Exercise goal:
Tally the lines in the listing below that contain "scatter" and report the tally alone.

Chart and figure data:
━━━
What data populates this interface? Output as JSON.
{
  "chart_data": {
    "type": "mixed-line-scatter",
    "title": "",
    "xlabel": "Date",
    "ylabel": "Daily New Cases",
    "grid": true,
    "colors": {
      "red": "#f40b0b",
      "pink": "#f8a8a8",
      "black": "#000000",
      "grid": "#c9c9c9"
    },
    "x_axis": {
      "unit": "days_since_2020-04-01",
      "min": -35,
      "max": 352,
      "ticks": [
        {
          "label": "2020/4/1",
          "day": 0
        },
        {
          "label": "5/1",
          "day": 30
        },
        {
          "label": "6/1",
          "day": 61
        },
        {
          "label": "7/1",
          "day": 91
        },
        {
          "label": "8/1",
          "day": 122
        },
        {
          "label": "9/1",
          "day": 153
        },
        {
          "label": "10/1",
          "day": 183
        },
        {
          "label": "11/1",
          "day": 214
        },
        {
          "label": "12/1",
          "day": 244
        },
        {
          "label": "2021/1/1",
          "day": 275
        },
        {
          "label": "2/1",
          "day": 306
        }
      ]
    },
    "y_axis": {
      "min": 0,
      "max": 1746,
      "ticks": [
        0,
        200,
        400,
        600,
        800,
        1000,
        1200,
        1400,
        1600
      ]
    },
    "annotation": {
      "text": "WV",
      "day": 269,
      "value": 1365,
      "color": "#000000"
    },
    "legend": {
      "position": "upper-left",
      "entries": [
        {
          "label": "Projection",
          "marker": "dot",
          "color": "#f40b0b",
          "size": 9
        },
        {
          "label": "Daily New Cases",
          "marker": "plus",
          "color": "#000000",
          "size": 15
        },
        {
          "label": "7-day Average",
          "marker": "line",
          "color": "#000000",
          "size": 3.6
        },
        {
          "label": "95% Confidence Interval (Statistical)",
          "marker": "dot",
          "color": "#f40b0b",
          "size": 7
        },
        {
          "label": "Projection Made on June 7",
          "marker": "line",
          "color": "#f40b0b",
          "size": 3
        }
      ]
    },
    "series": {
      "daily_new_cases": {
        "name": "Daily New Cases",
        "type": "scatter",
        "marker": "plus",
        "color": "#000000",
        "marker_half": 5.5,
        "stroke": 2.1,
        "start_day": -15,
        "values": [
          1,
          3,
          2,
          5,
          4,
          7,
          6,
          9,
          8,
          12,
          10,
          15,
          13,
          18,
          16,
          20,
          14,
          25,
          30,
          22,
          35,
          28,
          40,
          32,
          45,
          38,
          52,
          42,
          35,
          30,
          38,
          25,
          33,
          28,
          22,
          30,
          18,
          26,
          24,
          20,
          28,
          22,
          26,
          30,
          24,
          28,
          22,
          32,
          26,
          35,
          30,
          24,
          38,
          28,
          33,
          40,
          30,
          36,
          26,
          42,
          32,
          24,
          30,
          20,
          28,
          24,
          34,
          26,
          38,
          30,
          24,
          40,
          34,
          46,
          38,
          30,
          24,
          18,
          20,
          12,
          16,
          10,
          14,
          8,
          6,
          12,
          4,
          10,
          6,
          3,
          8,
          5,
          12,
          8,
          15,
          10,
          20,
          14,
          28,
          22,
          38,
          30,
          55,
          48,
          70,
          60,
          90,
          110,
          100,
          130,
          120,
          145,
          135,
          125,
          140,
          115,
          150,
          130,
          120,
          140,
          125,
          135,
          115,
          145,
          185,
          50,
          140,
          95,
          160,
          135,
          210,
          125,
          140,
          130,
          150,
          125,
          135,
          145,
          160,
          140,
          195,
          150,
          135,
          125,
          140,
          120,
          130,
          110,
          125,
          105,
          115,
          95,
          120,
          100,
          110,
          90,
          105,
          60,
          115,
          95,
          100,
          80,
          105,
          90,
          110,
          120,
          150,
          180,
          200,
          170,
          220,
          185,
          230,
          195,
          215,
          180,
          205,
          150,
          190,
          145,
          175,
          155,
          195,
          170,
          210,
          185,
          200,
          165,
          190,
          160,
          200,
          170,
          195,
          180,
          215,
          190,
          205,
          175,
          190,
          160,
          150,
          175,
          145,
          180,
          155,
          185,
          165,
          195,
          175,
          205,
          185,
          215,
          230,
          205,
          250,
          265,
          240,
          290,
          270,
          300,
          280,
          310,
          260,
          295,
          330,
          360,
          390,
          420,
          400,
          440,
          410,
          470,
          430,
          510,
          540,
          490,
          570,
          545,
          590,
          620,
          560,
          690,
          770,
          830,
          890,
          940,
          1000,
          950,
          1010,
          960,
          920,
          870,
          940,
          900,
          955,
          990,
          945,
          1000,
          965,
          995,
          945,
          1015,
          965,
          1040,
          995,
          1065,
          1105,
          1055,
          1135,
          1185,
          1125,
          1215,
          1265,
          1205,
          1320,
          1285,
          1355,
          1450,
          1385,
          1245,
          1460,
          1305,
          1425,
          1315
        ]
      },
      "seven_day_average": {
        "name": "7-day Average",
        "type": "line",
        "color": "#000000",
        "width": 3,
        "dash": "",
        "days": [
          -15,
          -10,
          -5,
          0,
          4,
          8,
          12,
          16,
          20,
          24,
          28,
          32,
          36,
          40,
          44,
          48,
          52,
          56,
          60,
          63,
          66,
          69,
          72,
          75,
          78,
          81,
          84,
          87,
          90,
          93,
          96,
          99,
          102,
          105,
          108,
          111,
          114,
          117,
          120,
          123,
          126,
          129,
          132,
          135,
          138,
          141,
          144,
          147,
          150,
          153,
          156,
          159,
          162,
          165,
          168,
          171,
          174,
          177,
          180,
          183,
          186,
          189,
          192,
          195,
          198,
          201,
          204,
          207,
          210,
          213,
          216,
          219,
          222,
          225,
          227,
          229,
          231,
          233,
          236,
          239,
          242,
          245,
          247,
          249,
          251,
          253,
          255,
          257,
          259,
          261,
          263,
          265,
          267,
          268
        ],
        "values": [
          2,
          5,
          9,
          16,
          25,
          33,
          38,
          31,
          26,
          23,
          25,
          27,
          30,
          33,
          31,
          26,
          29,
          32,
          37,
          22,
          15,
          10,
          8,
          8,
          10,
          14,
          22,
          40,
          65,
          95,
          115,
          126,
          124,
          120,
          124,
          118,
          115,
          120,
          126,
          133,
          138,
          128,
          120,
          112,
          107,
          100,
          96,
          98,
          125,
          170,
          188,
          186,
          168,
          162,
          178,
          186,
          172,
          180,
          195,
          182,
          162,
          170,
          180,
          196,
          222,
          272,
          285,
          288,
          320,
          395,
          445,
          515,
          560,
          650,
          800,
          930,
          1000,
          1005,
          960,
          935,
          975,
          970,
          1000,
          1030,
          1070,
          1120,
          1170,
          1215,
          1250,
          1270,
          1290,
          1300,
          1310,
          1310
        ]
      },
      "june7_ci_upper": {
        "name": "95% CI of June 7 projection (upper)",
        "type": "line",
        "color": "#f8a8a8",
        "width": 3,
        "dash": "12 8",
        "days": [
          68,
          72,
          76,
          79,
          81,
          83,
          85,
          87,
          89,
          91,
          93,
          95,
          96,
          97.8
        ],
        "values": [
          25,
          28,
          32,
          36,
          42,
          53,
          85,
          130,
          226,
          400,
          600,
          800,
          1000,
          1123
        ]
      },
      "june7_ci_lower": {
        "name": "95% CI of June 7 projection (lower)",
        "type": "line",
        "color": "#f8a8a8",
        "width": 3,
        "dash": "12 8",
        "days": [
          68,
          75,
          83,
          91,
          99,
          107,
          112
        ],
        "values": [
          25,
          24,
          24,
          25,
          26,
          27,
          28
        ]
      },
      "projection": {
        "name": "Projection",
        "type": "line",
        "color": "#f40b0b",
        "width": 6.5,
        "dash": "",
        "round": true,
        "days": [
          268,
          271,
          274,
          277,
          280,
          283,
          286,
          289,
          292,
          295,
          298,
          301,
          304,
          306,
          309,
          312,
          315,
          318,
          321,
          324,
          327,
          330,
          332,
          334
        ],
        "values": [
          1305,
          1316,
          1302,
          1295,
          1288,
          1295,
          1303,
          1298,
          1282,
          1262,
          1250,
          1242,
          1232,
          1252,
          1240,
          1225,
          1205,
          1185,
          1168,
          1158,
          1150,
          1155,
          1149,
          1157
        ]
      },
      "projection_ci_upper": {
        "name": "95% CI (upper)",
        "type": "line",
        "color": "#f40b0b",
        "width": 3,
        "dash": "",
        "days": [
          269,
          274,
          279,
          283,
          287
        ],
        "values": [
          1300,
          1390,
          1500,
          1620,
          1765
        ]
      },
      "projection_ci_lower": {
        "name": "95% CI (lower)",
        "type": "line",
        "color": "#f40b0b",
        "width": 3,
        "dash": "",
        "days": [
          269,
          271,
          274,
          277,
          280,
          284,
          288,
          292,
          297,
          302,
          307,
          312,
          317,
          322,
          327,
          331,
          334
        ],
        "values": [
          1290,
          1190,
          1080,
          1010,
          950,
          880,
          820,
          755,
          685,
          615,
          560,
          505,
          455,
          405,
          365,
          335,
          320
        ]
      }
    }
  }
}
━━━
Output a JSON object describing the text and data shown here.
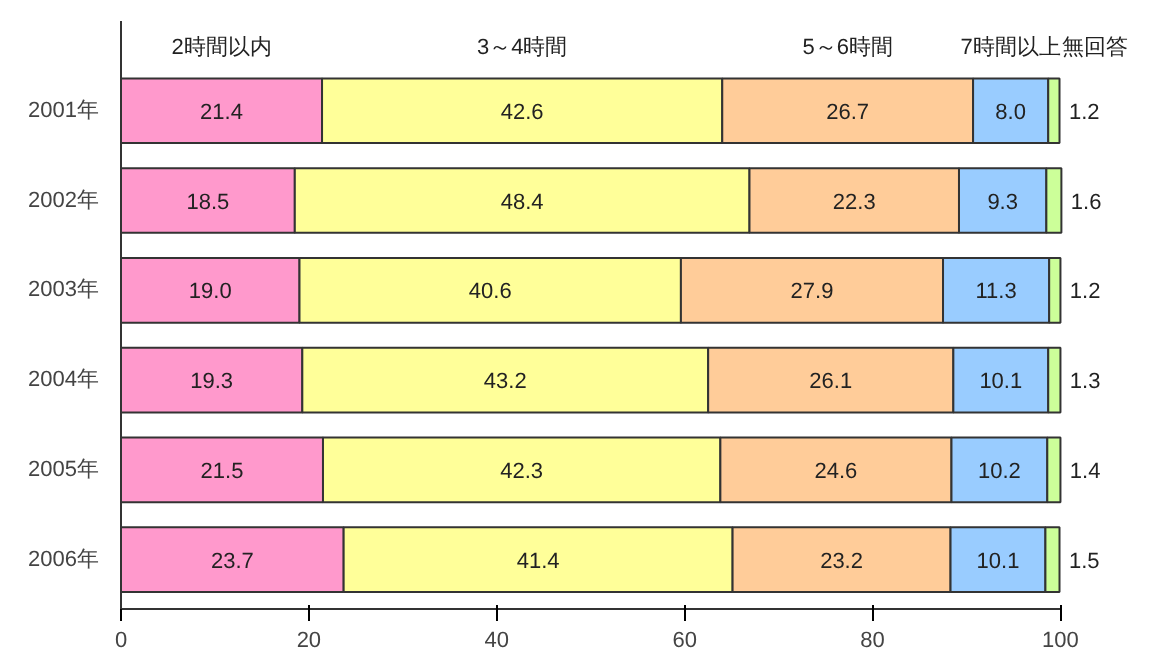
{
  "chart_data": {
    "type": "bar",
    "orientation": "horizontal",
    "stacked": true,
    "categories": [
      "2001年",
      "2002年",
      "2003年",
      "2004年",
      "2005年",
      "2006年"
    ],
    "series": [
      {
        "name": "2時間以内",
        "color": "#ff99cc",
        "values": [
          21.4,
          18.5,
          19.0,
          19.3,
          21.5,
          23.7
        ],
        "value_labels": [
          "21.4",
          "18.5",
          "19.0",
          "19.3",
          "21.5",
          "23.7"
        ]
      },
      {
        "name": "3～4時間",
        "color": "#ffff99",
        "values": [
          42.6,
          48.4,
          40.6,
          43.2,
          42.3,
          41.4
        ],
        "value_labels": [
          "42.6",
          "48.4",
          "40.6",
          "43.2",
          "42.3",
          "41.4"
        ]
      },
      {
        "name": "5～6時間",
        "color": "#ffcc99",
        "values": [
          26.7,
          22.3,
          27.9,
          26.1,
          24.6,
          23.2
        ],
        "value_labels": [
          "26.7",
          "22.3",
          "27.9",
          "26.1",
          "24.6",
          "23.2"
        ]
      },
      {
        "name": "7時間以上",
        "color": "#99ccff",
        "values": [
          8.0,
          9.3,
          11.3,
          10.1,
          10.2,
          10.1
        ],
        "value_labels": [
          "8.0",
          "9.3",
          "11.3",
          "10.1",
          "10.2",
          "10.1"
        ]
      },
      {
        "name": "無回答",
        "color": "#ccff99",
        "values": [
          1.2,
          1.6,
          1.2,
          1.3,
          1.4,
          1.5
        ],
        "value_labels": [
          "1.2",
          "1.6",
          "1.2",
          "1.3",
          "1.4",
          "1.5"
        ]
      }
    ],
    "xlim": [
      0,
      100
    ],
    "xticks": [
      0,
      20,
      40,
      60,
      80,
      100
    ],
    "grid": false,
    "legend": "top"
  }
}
━━━
Solution for this problem:
2